• REQUIRED TASK: Note each line that includes the word "JSON". Copy those lines.

Data entries
** BEGIN **
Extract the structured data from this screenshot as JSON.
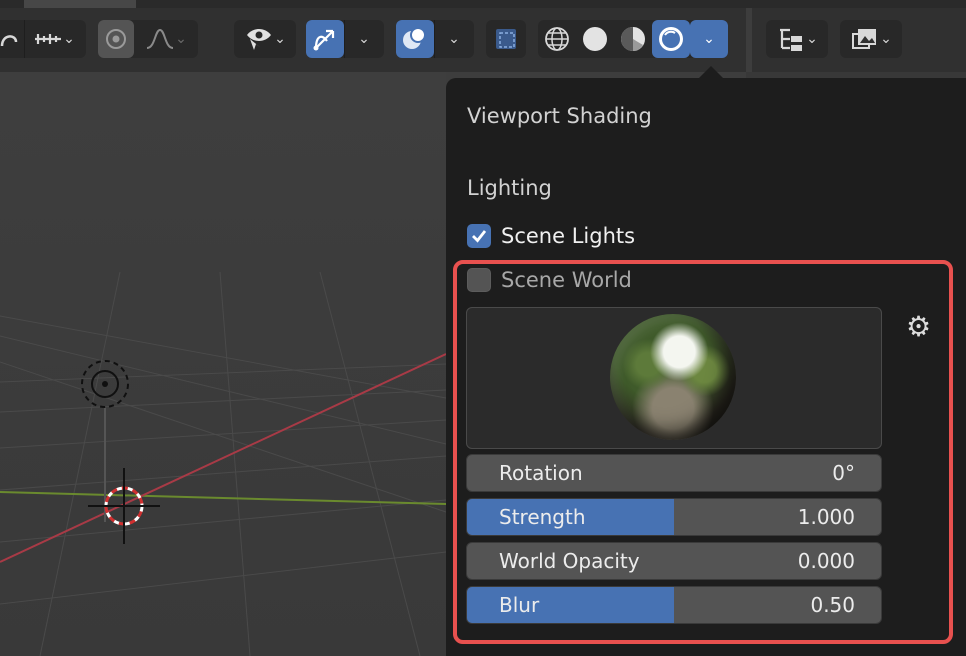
{
  "popover": {
    "title": "Viewport Shading",
    "section": "Lighting",
    "scene_lights": {
      "label": "Scene Lights",
      "checked": true
    },
    "scene_world": {
      "label": "Scene World",
      "checked": false
    },
    "sliders": [
      {
        "label": "Rotation",
        "value": "0°",
        "fill": 0
      },
      {
        "label": "Strength",
        "value": "1.000",
        "fill": 0.5
      },
      {
        "label": "World Opacity",
        "value": "0.000",
        "fill": 0
      },
      {
        "label": "Blur",
        "value": "0.50",
        "fill": 0.5
      }
    ]
  },
  "toolbar": {
    "icons": [
      "snapping-icon",
      "snap-increment-icon",
      "proportional-edit-icon",
      "falloff-curve-icon",
      "visibility-eye-icon",
      "gizmo-icon",
      "overlays-icon",
      "xray-icon",
      "wireframe-shading-icon",
      "solid-shading-icon",
      "material-preview-icon",
      "rendered-shading-icon",
      "outliner-filter-icon",
      "image-display-icon"
    ]
  },
  "colors": {
    "accent": "#4772b3",
    "highlight": "#e8514f",
    "popover_bg": "#1d1d1d"
  }
}
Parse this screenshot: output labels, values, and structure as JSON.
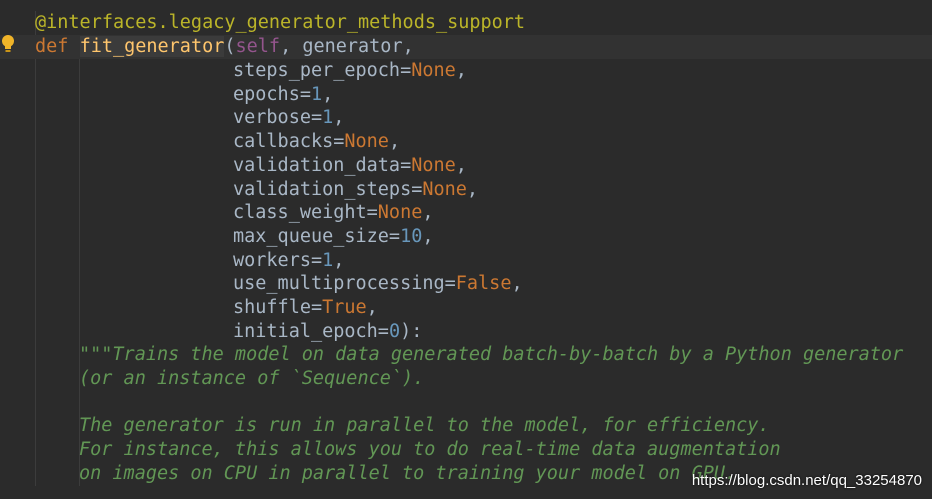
** END **
• TASK ANSWER:
Extract the structured data from this screenshot as JSON.
Parse this screenshot: output labels, values, and structure as JSON.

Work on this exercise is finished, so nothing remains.